───── RECORDS PROVIDED

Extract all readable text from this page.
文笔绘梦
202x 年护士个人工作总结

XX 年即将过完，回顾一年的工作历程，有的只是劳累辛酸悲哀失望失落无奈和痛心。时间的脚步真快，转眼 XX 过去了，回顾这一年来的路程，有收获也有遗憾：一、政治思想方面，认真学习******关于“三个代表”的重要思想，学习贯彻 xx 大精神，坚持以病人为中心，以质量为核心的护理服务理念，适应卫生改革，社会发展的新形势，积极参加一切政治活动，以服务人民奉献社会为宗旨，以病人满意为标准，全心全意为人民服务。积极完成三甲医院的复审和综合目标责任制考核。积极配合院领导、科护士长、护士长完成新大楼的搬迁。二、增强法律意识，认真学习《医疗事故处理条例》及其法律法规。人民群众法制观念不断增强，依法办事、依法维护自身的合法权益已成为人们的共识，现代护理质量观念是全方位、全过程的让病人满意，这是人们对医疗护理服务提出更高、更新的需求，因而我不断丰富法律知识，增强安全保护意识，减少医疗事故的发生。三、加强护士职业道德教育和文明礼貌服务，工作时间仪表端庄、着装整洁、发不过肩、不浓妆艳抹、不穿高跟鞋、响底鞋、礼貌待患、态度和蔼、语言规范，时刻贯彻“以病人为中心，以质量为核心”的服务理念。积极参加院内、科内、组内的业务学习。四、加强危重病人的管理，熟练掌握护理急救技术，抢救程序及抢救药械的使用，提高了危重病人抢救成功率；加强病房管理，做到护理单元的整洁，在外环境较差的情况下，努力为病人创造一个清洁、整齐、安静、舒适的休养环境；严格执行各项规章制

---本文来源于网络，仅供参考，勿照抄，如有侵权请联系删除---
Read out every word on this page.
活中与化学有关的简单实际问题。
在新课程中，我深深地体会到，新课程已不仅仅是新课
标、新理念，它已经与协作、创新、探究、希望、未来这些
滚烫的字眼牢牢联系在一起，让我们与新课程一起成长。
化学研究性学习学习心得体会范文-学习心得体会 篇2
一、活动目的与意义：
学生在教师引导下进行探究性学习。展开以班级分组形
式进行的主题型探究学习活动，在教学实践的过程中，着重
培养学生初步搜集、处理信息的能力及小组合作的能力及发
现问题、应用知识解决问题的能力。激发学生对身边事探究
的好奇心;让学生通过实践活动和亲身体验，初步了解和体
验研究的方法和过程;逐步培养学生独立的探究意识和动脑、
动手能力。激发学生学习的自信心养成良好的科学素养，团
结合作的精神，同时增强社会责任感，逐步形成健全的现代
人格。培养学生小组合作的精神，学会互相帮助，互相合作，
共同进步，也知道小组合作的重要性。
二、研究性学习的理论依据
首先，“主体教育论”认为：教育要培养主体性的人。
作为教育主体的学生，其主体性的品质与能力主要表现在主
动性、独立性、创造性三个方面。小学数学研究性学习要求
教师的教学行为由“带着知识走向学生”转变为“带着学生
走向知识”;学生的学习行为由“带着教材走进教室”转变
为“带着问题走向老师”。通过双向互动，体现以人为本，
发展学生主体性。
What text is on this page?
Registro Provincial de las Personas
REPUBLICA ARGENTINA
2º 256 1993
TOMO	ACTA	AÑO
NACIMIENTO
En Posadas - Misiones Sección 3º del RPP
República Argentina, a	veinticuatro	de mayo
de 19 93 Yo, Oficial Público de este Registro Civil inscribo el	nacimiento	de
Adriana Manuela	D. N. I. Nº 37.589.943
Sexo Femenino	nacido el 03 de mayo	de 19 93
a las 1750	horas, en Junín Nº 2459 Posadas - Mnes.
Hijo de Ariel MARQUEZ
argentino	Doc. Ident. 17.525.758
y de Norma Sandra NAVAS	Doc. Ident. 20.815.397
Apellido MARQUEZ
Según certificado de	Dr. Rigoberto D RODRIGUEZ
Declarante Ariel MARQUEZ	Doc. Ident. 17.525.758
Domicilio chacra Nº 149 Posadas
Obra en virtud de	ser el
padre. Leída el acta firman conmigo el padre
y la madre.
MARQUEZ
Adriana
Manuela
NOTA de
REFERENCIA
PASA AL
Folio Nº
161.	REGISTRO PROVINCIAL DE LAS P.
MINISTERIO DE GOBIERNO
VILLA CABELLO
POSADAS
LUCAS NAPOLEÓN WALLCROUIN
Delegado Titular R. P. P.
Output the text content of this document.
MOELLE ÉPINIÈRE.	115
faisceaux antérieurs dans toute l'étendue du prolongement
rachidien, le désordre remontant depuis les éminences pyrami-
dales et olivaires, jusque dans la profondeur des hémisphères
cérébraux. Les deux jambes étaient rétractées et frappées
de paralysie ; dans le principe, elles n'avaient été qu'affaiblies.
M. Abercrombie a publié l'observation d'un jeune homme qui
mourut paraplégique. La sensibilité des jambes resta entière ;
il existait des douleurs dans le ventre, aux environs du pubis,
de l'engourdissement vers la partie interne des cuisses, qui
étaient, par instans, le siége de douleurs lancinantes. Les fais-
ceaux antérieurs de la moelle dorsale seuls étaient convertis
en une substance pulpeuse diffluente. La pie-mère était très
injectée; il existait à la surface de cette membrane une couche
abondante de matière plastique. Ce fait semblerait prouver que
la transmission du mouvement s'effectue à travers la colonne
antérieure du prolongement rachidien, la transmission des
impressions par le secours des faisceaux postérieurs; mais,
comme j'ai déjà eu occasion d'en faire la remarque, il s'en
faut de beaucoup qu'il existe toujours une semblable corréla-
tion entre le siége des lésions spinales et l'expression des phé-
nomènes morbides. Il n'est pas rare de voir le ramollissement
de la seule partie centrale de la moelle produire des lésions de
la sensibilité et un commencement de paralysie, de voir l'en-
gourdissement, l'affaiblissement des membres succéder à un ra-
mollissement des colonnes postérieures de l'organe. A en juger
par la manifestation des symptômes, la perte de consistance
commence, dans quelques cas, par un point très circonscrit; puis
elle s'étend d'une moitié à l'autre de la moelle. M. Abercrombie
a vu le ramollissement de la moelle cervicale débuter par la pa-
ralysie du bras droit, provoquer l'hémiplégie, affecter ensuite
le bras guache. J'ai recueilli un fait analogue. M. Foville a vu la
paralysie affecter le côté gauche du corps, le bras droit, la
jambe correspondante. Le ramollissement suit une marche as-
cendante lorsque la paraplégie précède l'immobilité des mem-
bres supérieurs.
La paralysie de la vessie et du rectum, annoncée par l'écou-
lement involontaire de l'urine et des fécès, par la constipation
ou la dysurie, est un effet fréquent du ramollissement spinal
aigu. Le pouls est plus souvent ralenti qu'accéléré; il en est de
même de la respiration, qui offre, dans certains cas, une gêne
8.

──────────

TASK OBJECTIVE →
Each line in the material above must be retyped without alteration.

SOLUTION →
Extract all readable text from this page.
文笔绘梦
202x 年护士个人工作总结

XX 年即将过完，回顾一年的工作历程，有的只是劳累辛酸悲哀失望失落无奈和痛心。时间的脚步真快，转眼 XX 过去了，回顾这一年来的路程，有收获也有遗憾：一、政治思想方面，认真学习******关于“三个代表”的重要思想，学习贯彻 xx 大精神，坚持以病人为中心，以质量为核心的护理服务理念，适应卫生改革，社会发展的新形势，积极参加一切政治活动，以服务人民奉献社会为宗旨，以病人满意为标准，全心全意为人民服务。积极完成三甲医院的复审和综合目标责任制考核。积极配合院领导、科护士长、护士长完成新大楼的搬迁。二、增强法律意识，认真学习《医疗事故处理条例》及其法律法规。人民群众法制观念不断增强，依法办事、依法维护自身的合法权益已成为人们的共识，现代护理质量观念是全方位、全过程的让病人满意，这是人们对医疗护理服务提出更高、更新的需求，因而我不断丰富法律知识，增强安全保护意识，减少医疗事故的发生。三、加强护士职业道德教育和文明礼貌服务，工作时间仪表端庄、着装整洁、发不过肩、不浓妆艳抹、不穿高跟鞋、响底鞋、礼貌待患、态度和蔼、语言规范，时刻贯彻“以病人为中心，以质量为核心”的服务理念。积极参加院内、科内、组内的业务学习。四、加强危重病人的管理，熟练掌握护理急救技术，抢救程序及抢救药械的使用，提高了危重病人抢救成功率；加强病房管理，做到护理单元的整洁，在外环境较差的情况下，努力为病人创造一个清洁、整齐、安静、舒适的休养环境；严格执行各项规章制

---本文来源于网络，仅供参考，勿照抄，如有侵权请联系删除---
Read out every word on this page.
活中与化学有关的简单实际问题。
在新课程中，我深深地体会到，新课程已不仅仅是新课
标、新理念，它已经与协作、创新、探究、希望、未来这些
滚烫的字眼牢牢联系在一起，让我们与新课程一起成长。
化学研究性学习学习心得体会范文-学习心得体会 篇2
一、活动目的与意义：
学生在教师引导下进行探究性学习。展开以班级分组形
式进行的主题型探究学习活动，在教学实践的过程中，着重
培养学生初步搜集、处理信息的能力及小组合作的能力及发
现问题、应用知识解决问题的能力。激发学生对身边事探究
的好奇心;让学生通过实践活动和亲身体验，初步了解和体
验研究的方法和过程;逐步培养学生独立的探究意识和动脑、
动手能力。激发学生学习的自信心养成良好的科学素养，团
结合作的精神，同时增强社会责任感，逐步形成健全的现代
人格。培养学生小组合作的精神，学会互相帮助，互相合作，
共同进步，也知道小组合作的重要性。
二、研究性学习的理论依据
首先，“主体教育论”认为：教育要培养主体性的人。
作为教育主体的学生，其主体性的品质与能力主要表现在主
动性、独立性、创造性三个方面。小学数学研究性学习要求
教师的教学行为由“带着知识走向学生”转变为“带着学生
走向知识”;学生的学习行为由“带着教材走进教室”转变
为“带着问题走向老师”。通过双向互动，体现以人为本，
发展学生主体性。
What text is on this page?
Registro Provincial de las Personas
REPUBLICA ARGENTINA
2º 256 1993
TOMO	ACTA	AÑO
NACIMIENTO
En Posadas - Misiones Sección 3º del RPP
República Argentina, a	veinticuatro	de mayo
de 19 93 Yo, Oficial Público de este Registro Civil inscribo el	nacimiento	de
Adriana Manuela	D. N. I. Nº 37.589.943
Sexo Femenino	nacido el 03 de mayo	de 19 93
a las 1750	horas, en Junín Nº 2459 Posadas - Mnes.
Hijo de Ariel MARQUEZ
argentino	Doc. Ident. 17.525.758
y de Norma Sandra NAVAS	Doc. Ident. 20.815.397
Apellido MARQUEZ
Según certificado de	Dr. Rigoberto D RODRIGUEZ
Declarante Ariel MARQUEZ	Doc. Ident. 17.525.758
Domicilio chacra Nº 149 Posadas
Obra en virtud de	ser el
padre. Leída el acta firman conmigo el padre
y la madre.
MARQUEZ
Adriana
Manuela
NOTA de
REFERENCIA
PASA AL
Folio Nº
161.	REGISTRO PROVINCIAL DE LAS P.
MINISTERIO DE GOBIERNO
VILLA CABELLO
POSADAS
LUCAS NAPOLEÓN WALLCROUIN
Delegado Titular R. P. P.
Output the text content of this document.
MOELLE ÉPINIÈRE.	115
faisceaux antérieurs dans toute l'étendue du prolongement
rachidien, le désordre remontant depuis les éminences pyrami-
dales et olivaires, jusque dans la profondeur des hémisphères
cérébraux. Les deux jambes étaient rétractées et frappées
de paralysie ; dans le principe, elles n'avaient été qu'affaiblies.
M. Abercrombie a publié l'observation d'un jeune homme qui
mourut paraplégique. La sensibilité des jambes resta entière ;
il existait des douleurs dans le ventre, aux environs du pubis,
de l'engourdissement vers la partie interne des cuisses, qui
étaient, par instans, le siége de douleurs lancinantes. Les fais-
ceaux antérieurs de la moelle dorsale seuls étaient convertis
en une substance pulpeuse diffluente. La pie-mère était très
injectée; il existait à la surface de cette membrane une couche
abondante de matière plastique. Ce fait semblerait prouver que
la transmission du mouvement s'effectue à travers la colonne
antérieure du prolongement rachidien, la transmission des
impressions par le secours des faisceaux postérieurs; mais,
comme j'ai déjà eu occasion d'en faire la remarque, il s'en
faut de beaucoup qu'il existe toujours une semblable corréla-
tion entre le siége des lésions spinales et l'expression des phé-
nomènes morbides. Il n'est pas rare de voir le ramollissement
de la seule partie centrale de la moelle produire des lésions de
la sensibilité et un commencement de paralysie, de voir l'en-
gourdissement, l'affaiblissement des membres succéder à un ra-
mollissement des colonnes postérieures de l'organe. A en juger
par la manifestation des symptômes, la perte de consistance
commence, dans quelques cas, par un point très circonscrit; puis
elle s'étend d'une moitié à l'autre de la moelle. M. Abercrombie
a vu le ramollissement de la moelle cervicale débuter par la pa-
ralysie du bras droit, provoquer l'hémiplégie, affecter ensuite
le bras guache. J'ai recueilli un fait analogue. M. Foville a vu la
paralysie affecter le côté gauche du corps, le bras droit, la
jambe correspondante. Le ramollissement suit une marche as-
cendante lorsque la paraplégie précède l'immobilité des mem-
bres supérieurs.
La paralysie de la vessie et du rectum, annoncée par l'écou-
lement involontaire de l'urine et des fécès, par la constipation
ou la dysurie, est un effet fréquent du ramollissement spinal
aigu. Le pouls est plus souvent ralenti qu'accéléré; il en est de
même de la respiration, qui offre, dans certains cas, une gêne
8.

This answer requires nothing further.